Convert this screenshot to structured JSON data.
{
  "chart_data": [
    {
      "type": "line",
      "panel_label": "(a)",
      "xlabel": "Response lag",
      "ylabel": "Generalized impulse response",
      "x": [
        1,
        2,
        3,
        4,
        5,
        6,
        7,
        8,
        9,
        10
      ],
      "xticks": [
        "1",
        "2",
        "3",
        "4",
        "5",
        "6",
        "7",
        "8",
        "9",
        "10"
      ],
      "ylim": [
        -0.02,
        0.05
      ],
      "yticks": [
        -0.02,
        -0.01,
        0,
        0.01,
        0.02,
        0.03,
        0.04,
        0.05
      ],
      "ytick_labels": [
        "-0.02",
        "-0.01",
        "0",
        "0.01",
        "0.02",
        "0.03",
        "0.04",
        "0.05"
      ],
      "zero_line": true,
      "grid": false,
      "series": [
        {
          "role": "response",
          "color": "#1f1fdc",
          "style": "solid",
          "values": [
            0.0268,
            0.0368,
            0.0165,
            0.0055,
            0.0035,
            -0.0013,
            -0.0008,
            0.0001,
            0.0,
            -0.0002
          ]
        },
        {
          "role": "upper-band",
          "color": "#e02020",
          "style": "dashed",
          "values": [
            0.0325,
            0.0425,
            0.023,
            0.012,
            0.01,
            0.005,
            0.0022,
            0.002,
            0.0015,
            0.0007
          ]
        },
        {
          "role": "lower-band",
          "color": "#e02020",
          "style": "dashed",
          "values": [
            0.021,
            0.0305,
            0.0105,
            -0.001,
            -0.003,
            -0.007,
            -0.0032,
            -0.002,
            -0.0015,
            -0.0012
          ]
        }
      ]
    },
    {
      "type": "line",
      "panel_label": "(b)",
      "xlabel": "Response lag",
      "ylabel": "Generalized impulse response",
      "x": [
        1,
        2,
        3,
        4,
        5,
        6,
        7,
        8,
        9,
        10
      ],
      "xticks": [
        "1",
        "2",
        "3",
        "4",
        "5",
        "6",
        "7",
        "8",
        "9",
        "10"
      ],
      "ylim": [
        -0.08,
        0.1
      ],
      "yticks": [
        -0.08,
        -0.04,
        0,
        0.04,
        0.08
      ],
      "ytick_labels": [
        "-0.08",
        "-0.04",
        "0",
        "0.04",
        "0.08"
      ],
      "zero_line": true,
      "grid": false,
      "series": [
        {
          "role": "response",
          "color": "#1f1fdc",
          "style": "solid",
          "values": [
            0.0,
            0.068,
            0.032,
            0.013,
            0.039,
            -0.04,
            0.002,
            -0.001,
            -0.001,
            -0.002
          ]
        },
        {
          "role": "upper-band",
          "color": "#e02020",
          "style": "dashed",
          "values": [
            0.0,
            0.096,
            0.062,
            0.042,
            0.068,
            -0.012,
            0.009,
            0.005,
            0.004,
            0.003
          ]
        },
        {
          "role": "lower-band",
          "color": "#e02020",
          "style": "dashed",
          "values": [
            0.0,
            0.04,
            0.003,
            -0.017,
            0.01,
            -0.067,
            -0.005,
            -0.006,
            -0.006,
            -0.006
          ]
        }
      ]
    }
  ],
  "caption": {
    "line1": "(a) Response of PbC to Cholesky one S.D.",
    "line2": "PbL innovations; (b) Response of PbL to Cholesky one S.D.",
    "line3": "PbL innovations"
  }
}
....
GIVEN INSTRUCTION: Print the records above exactly as they appear.

SOLUTION BELOW:
Convert this screenshot to structured JSON data.
{
  "chart_data": [
    {
      "type": "line",
      "panel_label": "(a)",
      "xlabel": "Response lag",
      "ylabel": "Generalized impulse response",
      "x": [
        1,
        2,
        3,
        4,
        5,
        6,
        7,
        8,
        9,
        10
      ],
      "xticks": [
        "1",
        "2",
        "3",
        "4",
        "5",
        "6",
        "7",
        "8",
        "9",
        "10"
      ],
      "ylim": [
        -0.02,
        0.05
      ],
      "yticks": [
        -0.02,
        -0.01,
        0,
        0.01,
        0.02,
        0.03,
        0.04,
        0.05
      ],
      "ytick_labels": [
        "-0.02",
        "-0.01",
        "0",
        "0.01",
        "0.02",
        "0.03",
        "0.04",
        "0.05"
      ],
      "zero_line": true,
      "grid": false,
      "series": [
        {
          "role": "response",
          "color": "#1f1fdc",
          "style": "solid",
          "values": [
            0.0268,
            0.0368,
            0.0165,
            0.0055,
            0.0035,
            -0.0013,
            -0.0008,
            0.0001,
            0.0,
            -0.0002
          ]
        },
        {
          "role": "upper-band",
          "color": "#e02020",
          "style": "dashed",
          "values": [
            0.0325,
            0.0425,
            0.023,
            0.012,
            0.01,
            0.005,
            0.0022,
            0.002,
            0.0015,
            0.0007
          ]
        },
        {
          "role": "lower-band",
          "color": "#e02020",
          "style": "dashed",
          "values": [
            0.021,
            0.0305,
            0.0105,
            -0.001,
            -0.003,
            -0.007,
            -0.0032,
            -0.002,
            -0.0015,
            -0.0012
          ]
        }
      ]
    },
    {
      "type": "line",
      "panel_label": "(b)",
      "xlabel": "Response lag",
      "ylabel": "Generalized impulse response",
      "x": [
        1,
        2,
        3,
        4,
        5,
        6,
        7,
        8,
        9,
        10
      ],
      "xticks": [
        "1",
        "2",
        "3",
        "4",
        "5",
        "6",
        "7",
        "8",
        "9",
        "10"
      ],
      "ylim": [
        -0.08,
        0.1
      ],
      "yticks": [
        -0.08,
        -0.04,
        0,
        0.04,
        0.08
      ],
      "ytick_labels": [
        "-0.08",
        "-0.04",
        "0",
        "0.04",
        "0.08"
      ],
      "zero_line": true,
      "grid": false,
      "series": [
        {
          "role": "response",
          "color": "#1f1fdc",
          "style": "solid",
          "values": [
            0.0,
            0.068,
            0.032,
            0.013,
            0.039,
            -0.04,
            0.002,
            -0.001,
            -0.001,
            -0.002
          ]
        },
        {
          "role": "upper-band",
          "color": "#e02020",
          "style": "dashed",
          "values": [
            0.0,
            0.096,
            0.062,
            0.042,
            0.068,
            -0.012,
            0.009,
            0.005,
            0.004,
            0.003
          ]
        },
        {
          "role": "lower-band",
          "color": "#e02020",
          "style": "dashed",
          "values": [
            0.0,
            0.04,
            0.003,
            -0.017,
            0.01,
            -0.067,
            -0.005,
            -0.006,
            -0.006,
            -0.006
          ]
        }
      ]
    }
  ],
  "caption": {
    "line1": "(a) Response of PbC to Cholesky one S.D.",
    "line2": "PbL innovations; (b) Response of PbL to Cholesky one S.D.",
    "line3": "PbL innovations"
  }
}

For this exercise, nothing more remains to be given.